Output the material below unchanged, apart from leaving out the pictures.
****************************************
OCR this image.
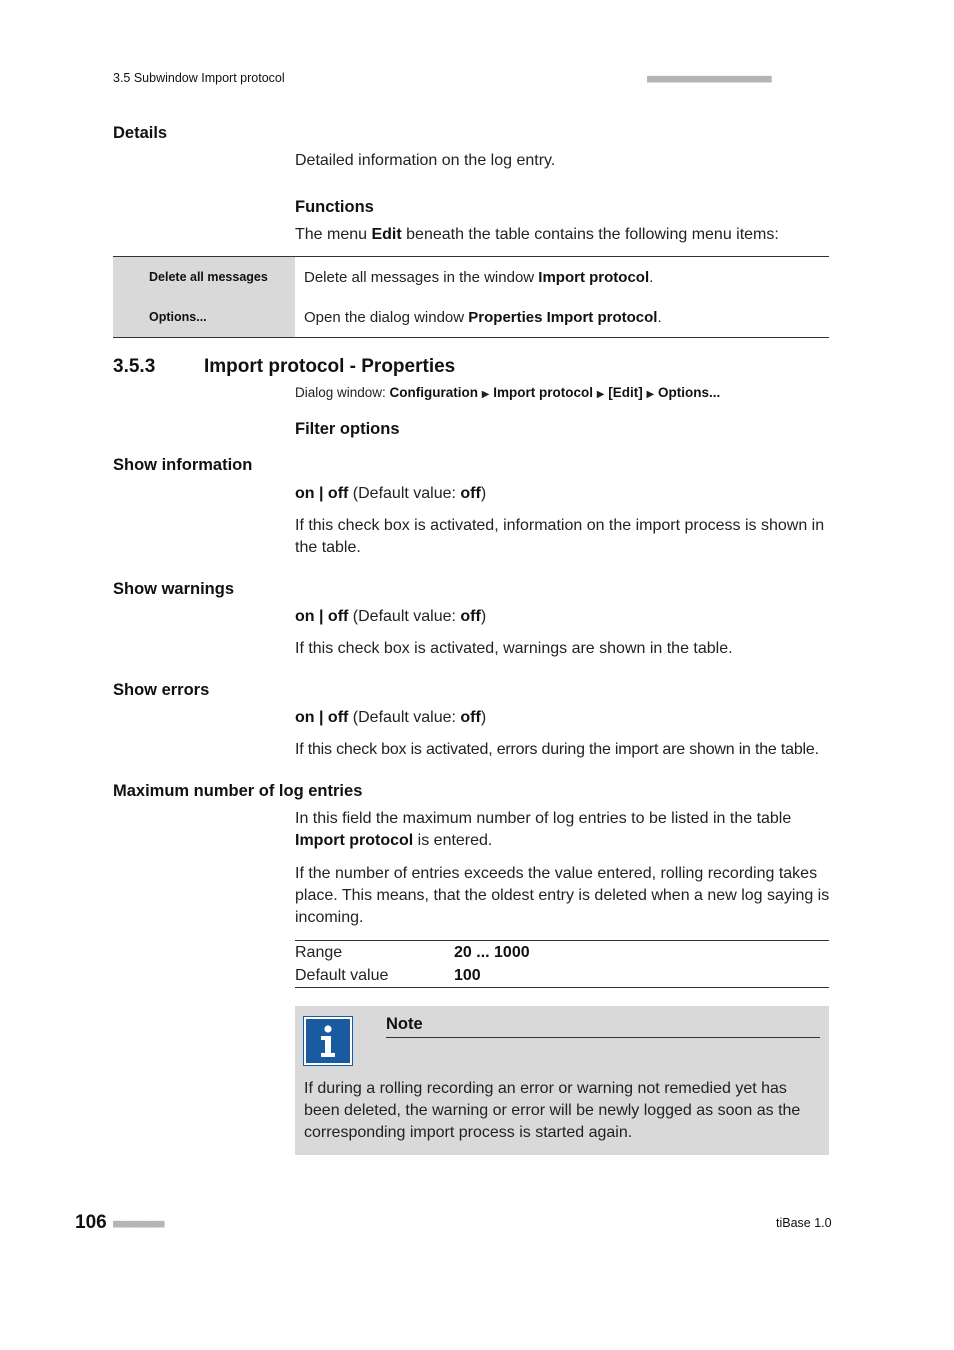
3.5 Subwindow Import protocol	■■■■■■■■■■■■■■■■■■■■■■
Details
Detailed information on the log entry.
Functions
The menu Edit beneath the table contains the following menu items:
Delete all messages	Delete all messages in the window
Import protocol .
Options...	Open the dialog window
Properties Import protocol .
3.5.3	Import protocol - Properties
Dialog window: Configuration ▶ Import protocol ▶ [Edit] ▶ Options...
Filter options
Show information
on | off (Default value: off)
If this check box is activated, information on the import process is shown in the table.
Show warnings
on | off (Default value: off)
If this check box is activated, warnings are shown in the table.
Show errors
on | off (Default value: off)
If this check box is activated, errors during the import are shown in the table.
Maximum number of log entries
In this field the maximum number of log entries to be listed in the table Import protocol is entered.
If the number of entries exceeds the value entered, rolling recording takes place. This means, that the oldest entry is deleted when a new log saying is incoming.
Range	20 ... 1000
Default value	100
Note
If during a rolling recording an error or warning not remedied yet has been deleted, the warning or error will be newly logged as soon as the corresponding import process is started again.
106 ■■■■■■■■■	tiBase 1.0
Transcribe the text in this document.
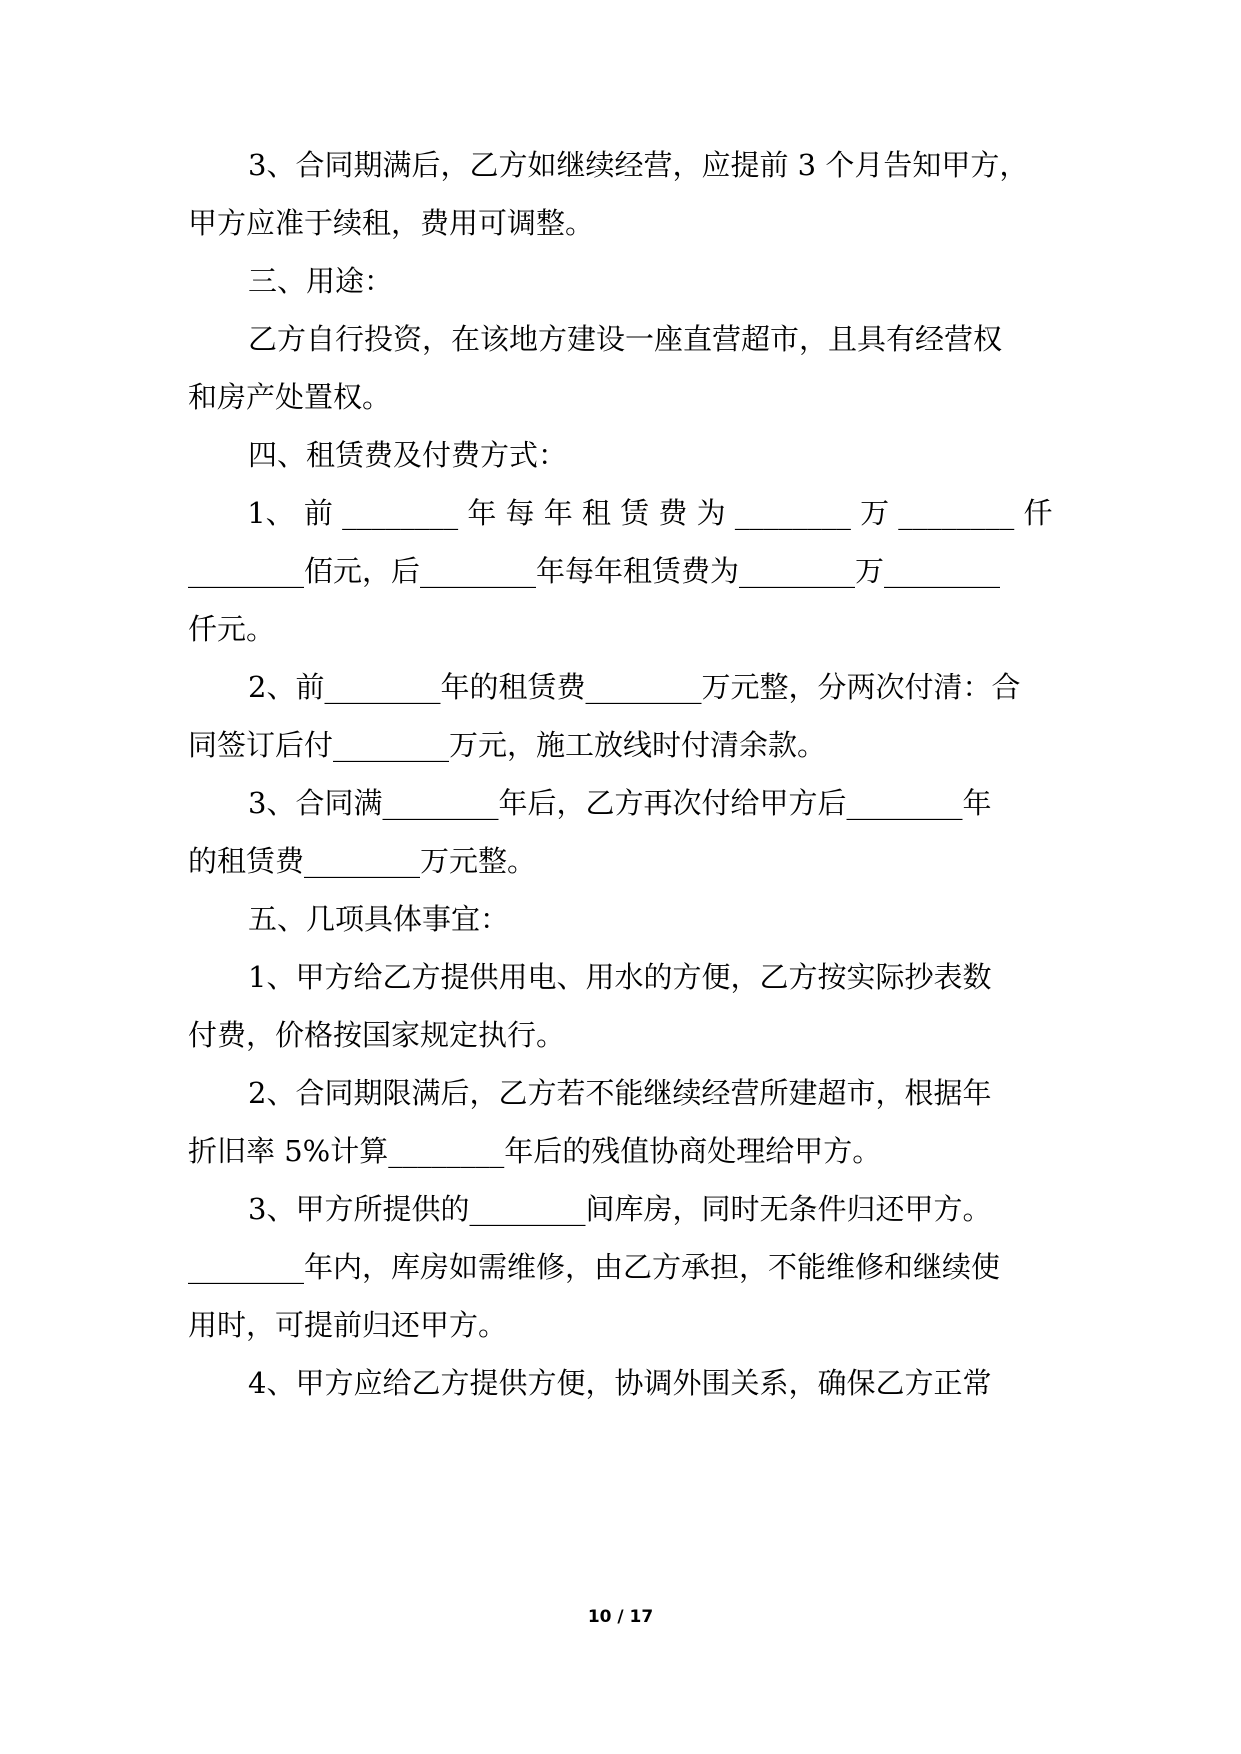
3、合同期满后，乙方如继续经营，应提前 3 个月告知甲方，
甲方应准于续租，费用可调整。
三、用途：
乙方自行投资，在该地方建设一座直营超市，且具有经营权
和房产处置权。
四、租赁费及付费方式：
1、 前 ________ 年 每 年 租 赁 费 为 ________ 万 ________ 仟
________佰元，后________年每年租赁费为________万________
仟元。
2、前________年的租赁费________万元整，分两次付清：合
同签订后付________万元，施工放线时付清余款。
3、合同满________年后，乙方再次付给甲方后________年
的租赁费________万元整。
五、几项具体事宜：
1、甲方给乙方提供用电、用水的方便，乙方按实际抄表数
付费，价格按国家规定执行。
2、合同期限满后，乙方若不能继续经营所建超市，根据年
折旧率 5%计算________年后的残值协商处理给甲方。
3、甲方所提供的________间库房，同时无条件归还甲方。
________年内，库房如需维修，由乙方承担，不能维修和继续使
用时，可提前归还甲方。
4、甲方应给乙方提供方便，协调外围关系，确保乙方正常
10 / 17
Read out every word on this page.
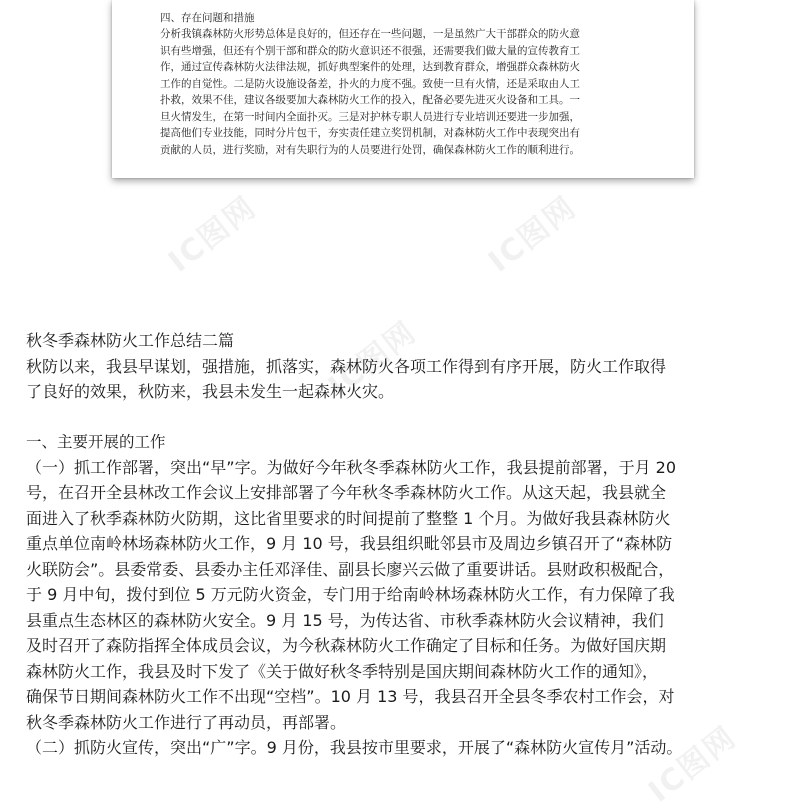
四、存在问题和措施

分析我镇森林防火形势总体是良好的，但还存在一些问题，一是虽然广大干部群众的防火意

识有些增强，但还有个别干部和群众的防火意识还不很强，还需要我们做大量的宣传教育工

作，通过宣传森林防火法律法规，抓好典型案件的处理，达到教育群众，增强群众森林防火

工作的自觉性。二是防火设施设备差，扑火的力度不强。致使一旦有火情，还是采取由人工

扑救，效果不佳，建议各级要加大森林防火工作的投入，配备必要先进灭火设备和工具。一

旦火情发生，在第一时间内全面扑灭。三是对护林专职人员进行专业培训还要进一步加强，

提高他们专业技能，同时分片包干，夯实责任建立奖罚机制，对森林防火工作中表现突出有

贡献的人员，进行奖励，对有失职行为的人员要进行处罚，确保森林防火工作的顺利进行。

IC图网	IC图网
IC图网
IC图网

秋冬季森林防火工作总结二篇

秋防以来，我县早谋划，强措施，抓落实，森林防火各项工作得到有序开展，防火工作取得

了良好的效果，秋防来，我县未发生一起森林火灾。

一、主要开展的工作

（一）抓工作部署，突出“早”字。为做好今年秋冬季森林防火工作，我县提前部署，于月 20

号，在召开全县林改工作会议上安排部署了今年秋冬季森林防火工作。从这天起，我县就全

面进入了秋季森林防火防期，这比省里要求的时间提前了整整 1 个月。为做好我县森林防火

重点单位南岭林场森林防火工作，9 月 10 号，我县组织毗邻县市及周边乡镇召开了“森林防

火联防会”。县委常委、县委办主任邓泽佳、副县长廖兴云做了重要讲话。县财政积极配合，

于 9 月中旬，拨付到位 5 万元防火资金，专门用于给南岭林场森林防火工作，有力保障了我

县重点生态林区的森林防火安全。9 月 15 号，为传达省、市秋季森林防火会议精神，我们

及时召开了森防指挥全体成员会议，为今秋森林防火工作确定了目标和任务。为做好国庆期

森林防火工作，我县及时下发了《关于做好秋冬季特别是国庆期间森林防火工作的通知》，

确保节日期间森林防火工作不出现“空档”。10 月 13 号，我县召开全县冬季农村工作会，对

秋冬季森林防火工作进行了再动员，再部署。

（二）抓防火宣传，突出“广”字。9 月份，我县按市里要求，开展了“森林防火宣传月”活动。
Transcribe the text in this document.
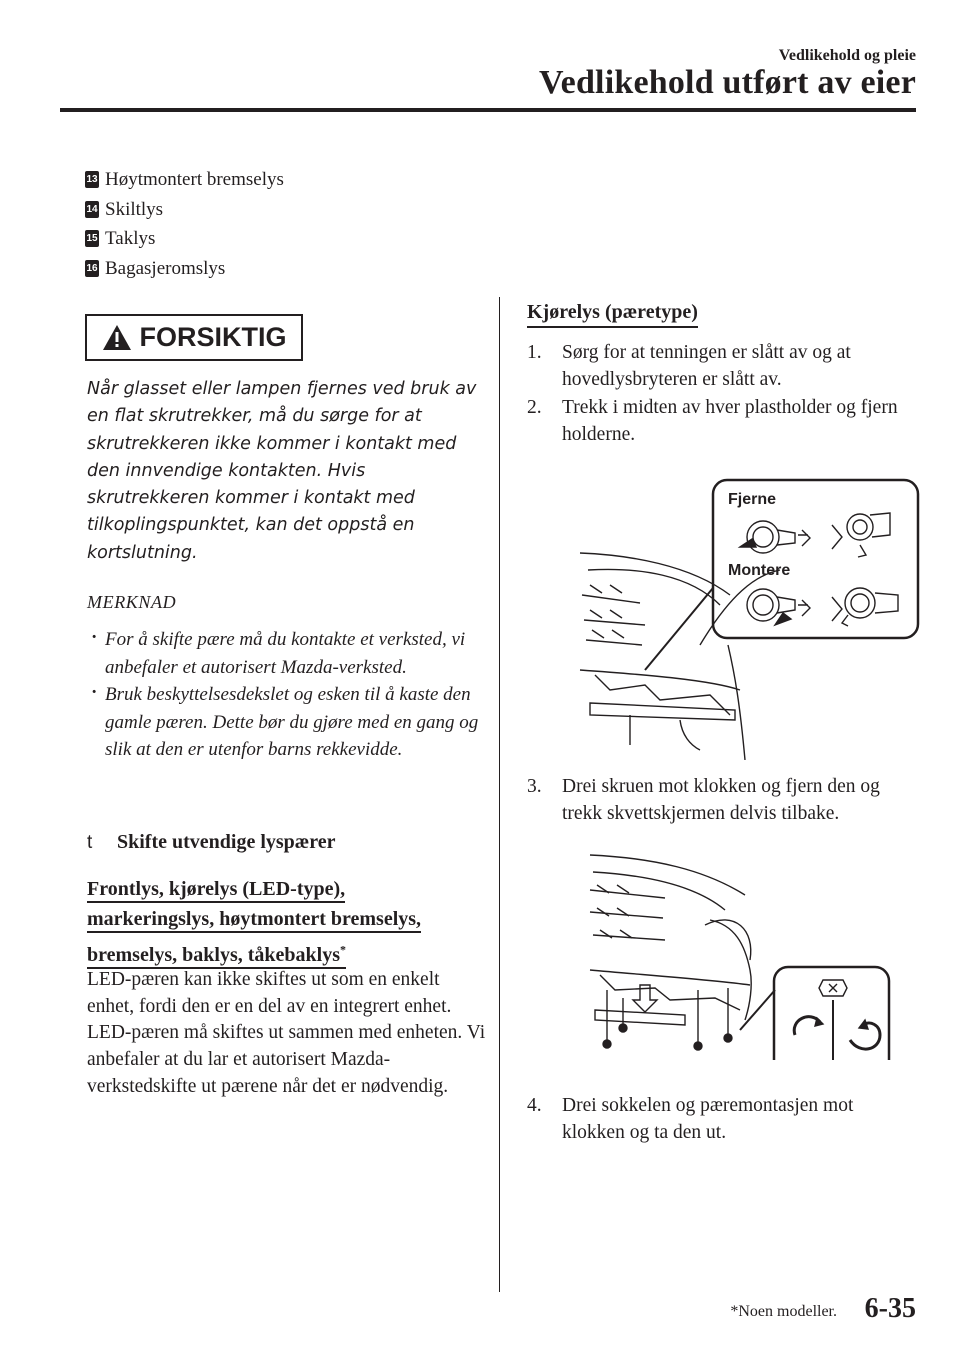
Vedlikehold og pleie
Vedlikehold utført av eier
13 Høytmontert bremselys
14 Skiltlys
15 Taklys
16 Bagasjeromslys
FORSIKTIG
Når glasset eller lampen fjernes ved bruk av en flat skrutrekker, må du sørge for at skrutrekkeren ikke kommer i kontakt med den innvendige kontakten. Hvis skrutrekkeren kommer i kontakt med tilkoplingspunktet, kan det oppstå en kortslutning.
MERKNAD

· For å skifte pære må du kontakte et verksted, vi anbefaler et autorisert Mazda-verksted.

· Bruk beskyttelsesdekslet og esken til å kaste den gamle pæren. Dette bør du gjøre med en gang og slik at den er utenfor barns rekkevidde.

t	Skifte utvendige lyspærer
Frontlys, kjørelys (LED-type),
markeringslys, høytmontert bremselys,
bremselys, baklys, tåkebaklys*
LED-pæren kan ikke skiftes ut som en enkelt enhet, fordi den er en del av en integrert enhet.
LED-pæren må skiftes ut sammen med enheten. Vi anbefaler at du lar et autorisert Mazda-verkstedskifte ut pærene når det er nødvendig.
Kjørelys (pæretype)
1.	Sørg for at tenningen er slått av og at hovedlysbryteren er slått av.
2.	Trekk i midten av hver plastholder og fjern holderne.
Fjerne
Montere
3.	Drei skruen mot klokken og fjern den og trekk skvettskjermen delvis tilbake.
4.	Drei sokkelen og pæremontasjen mot klokken og ta den ut.
*Noen modeller. 6-35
****************************************
* **The output**:
OCR this image.
3.5 Subwindow Import protocol	■■■■■■■■■■■■■■■■■■■■■■
Details
Detailed information on the log entry.
Functions
The menu Edit beneath the table contains the following menu items:
Delete all messages	Delete all messages in the window
Import protocol .
Options...	Open the dialog window
Properties Import protocol .
3.5.3	Import protocol - Properties
Dialog window: Configuration ▶ Import protocol ▶ [Edit] ▶ Options...
Filter options
Show information
on | off (Default value: off)
If this check box is activated, information on the import process is shown in the table.
Show warnings
on | off (Default value: off)
If this check box is activated, warnings are shown in the table.
Show errors
on | off (Default value: off)
If this check box is activated, errors during the import are shown in the table.
Maximum number of log entries
In this field the maximum number of log entries to be listed in the table Import protocol is entered.
If the number of entries exceeds the value entered, rolling recording takes place. This means, that the oldest entry is deleted when a new log saying is incoming.
Range	20 ... 1000
Default value	100
Note
If during a rolling recording an error or warning not remedied yet has been deleted, the warning or error will be newly logged as soon as the corresponding import process is started again.
106 ■■■■■■■■■	tiBase 1.0
Transcribe the text in this document.
3、合同期满后，乙方如继续经营，应提前 3 个月告知甲方，
甲方应准于续租，费用可调整。
三、用途：
乙方自行投资，在该地方建设一座直营超市，且具有经营权
和房产处置权。
四、租赁费及付费方式：
1、 前 ________ 年 每 年 租 赁 费 为 ________ 万 ________ 仟
________佰元，后________年每年租赁费为________万________
仟元。
2、前________年的租赁费________万元整，分两次付清：合
同签订后付________万元，施工放线时付清余款。
3、合同满________年后，乙方再次付给甲方后________年
的租赁费________万元整。
五、几项具体事宜：
1、甲方给乙方提供用电、用水的方便，乙方按实际抄表数
付费，价格按国家规定执行。
2、合同期限满后，乙方若不能继续经营所建超市，根据年
折旧率 5%计算________年后的残值协商处理给甲方。
3、甲方所提供的________间库房，同时无条件归还甲方。
________年内，库房如需维修，由乙方承担，不能维修和继续使
用时，可提前归还甲方。
4、甲方应给乙方提供方便，协调外围关系，确保乙方正常
10 / 17
Read out every word on this page.
四、存在问题和措施

分析我镇森林防火形势总体是良好的，但还存在一些问题，一是虽然广大干部群众的防火意

识有些增强，但还有个别干部和群众的防火意识还不很强，还需要我们做大量的宣传教育工

作，通过宣传森林防火法律法规，抓好典型案件的处理，达到教育群众，增强群众森林防火

工作的自觉性。二是防火设施设备差，扑火的力度不强。致使一旦有火情，还是采取由人工

扑救，效果不佳，建议各级要加大森林防火工作的投入，配备必要先进灭火设备和工具。一

旦火情发生，在第一时间内全面扑灭。三是对护林专职人员进行专业培训还要进一步加强，

提高他们专业技能，同时分片包干，夯实责任建立奖罚机制，对森林防火工作中表现突出有

贡献的人员，进行奖励，对有失职行为的人员要进行处罚，确保森林防火工作的顺利进行。

IC图网	IC图网
IC图网
IC图网

秋冬季森林防火工作总结二篇

秋防以来，我县早谋划，强措施，抓落实，森林防火各项工作得到有序开展，防火工作取得

了良好的效果，秋防来，我县未发生一起森林火灾。

一、主要开展的工作

（一）抓工作部署，突出“早”字。为做好今年秋冬季森林防火工作，我县提前部署，于月 20

号，在召开全县林改工作会议上安排部署了今年秋冬季森林防火工作。从这天起，我县就全

面进入了秋季森林防火防期，这比省里要求的时间提前了整整 1 个月。为做好我县森林防火

重点单位南岭林场森林防火工作，9 月 10 号，我县组织毗邻县市及周边乡镇召开了“森林防

火联防会”。县委常委、县委办主任邓泽佳、副县长廖兴云做了重要讲话。县财政积极配合，

于 9 月中旬，拨付到位 5 万元防火资金，专门用于给南岭林场森林防火工作，有力保障了我

县重点生态林区的森林防火安全。9 月 15 号，为传达省、市秋季森林防火会议精神，我们

及时召开了森防指挥全体成员会议，为今秋森林防火工作确定了目标和任务。为做好国庆期

森林防火工作，我县及时下发了《关于做好秋冬季特别是国庆期间森林防火工作的通知》，

确保节日期间森林防火工作不出现“空档”。10 月 13 号，我县召开全县冬季农村工作会，对

秋冬季森林防火工作进行了再动员，再部署。

（二）抓防火宣传，突出“广”字。9 月份，我县按市里要求，开展了“森林防火宣传月”活动。
Transcribe the text in this document.
Vedlikehold og pleie
Vedlikehold utført av eier
13 Høytmontert bremselys
14 Skiltlys
15 Taklys
16 Bagasjeromslys
FORSIKTIG
Når glasset eller lampen fjernes ved bruk av en flat skrutrekker, må du sørge for at skrutrekkeren ikke kommer i kontakt med den innvendige kontakten. Hvis skrutrekkeren kommer i kontakt med tilkoplingspunktet, kan det oppstå en kortslutning.
MERKNAD

· For å skifte pære må du kontakte et verksted, vi anbefaler et autorisert Mazda-verksted.

· Bruk beskyttelsesdekslet og esken til å kaste den gamle pæren. Dette bør du gjøre med en gang og slik at den er utenfor barns rekkevidde.

t	Skifte utvendige lyspærer
Frontlys, kjørelys (LED-type),
markeringslys, høytmontert bremselys,
bremselys, baklys, tåkebaklys*
LED-pæren kan ikke skiftes ut som en enkelt enhet, fordi den er en del av en integrert enhet.
LED-pæren må skiftes ut sammen med enheten. Vi anbefaler at du lar et autorisert Mazda-verkstedskifte ut pærene når det er nødvendig.
Kjørelys (pæretype)
1.	Sørg for at tenningen er slått av og at hovedlysbryteren er slått av.
2.	Trekk i midten av hver plastholder og fjern holderne.
Fjerne
Montere
3.	Drei skruen mot klokken og fjern den og trekk skvettskjermen delvis tilbake.
4.	Drei sokkelen og pæremontasjen mot klokken og ta den ut.
*Noen modeller. 6-35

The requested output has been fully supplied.